BEGIN DATA

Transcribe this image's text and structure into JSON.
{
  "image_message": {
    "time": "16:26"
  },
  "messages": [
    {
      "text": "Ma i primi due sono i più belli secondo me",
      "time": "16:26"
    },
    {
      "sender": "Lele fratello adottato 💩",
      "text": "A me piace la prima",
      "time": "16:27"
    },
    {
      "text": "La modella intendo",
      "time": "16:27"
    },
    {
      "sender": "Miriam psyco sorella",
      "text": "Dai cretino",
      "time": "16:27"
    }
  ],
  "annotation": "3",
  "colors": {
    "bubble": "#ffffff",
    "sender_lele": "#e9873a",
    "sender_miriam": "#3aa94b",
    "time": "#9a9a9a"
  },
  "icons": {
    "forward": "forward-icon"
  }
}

END DATA

**EXERCISE AIM**
Pull out all lines from the entries above in which the word "text" appears.

**WRITTEN SOLUTION**
Transcribe this image's text and structure into JSON.
      "text": "Ma i primi due sono i più belli secondo me",
      "text": "A me piace la prima",
      "text": "La modella intendo",
      "text": "Dai cretino",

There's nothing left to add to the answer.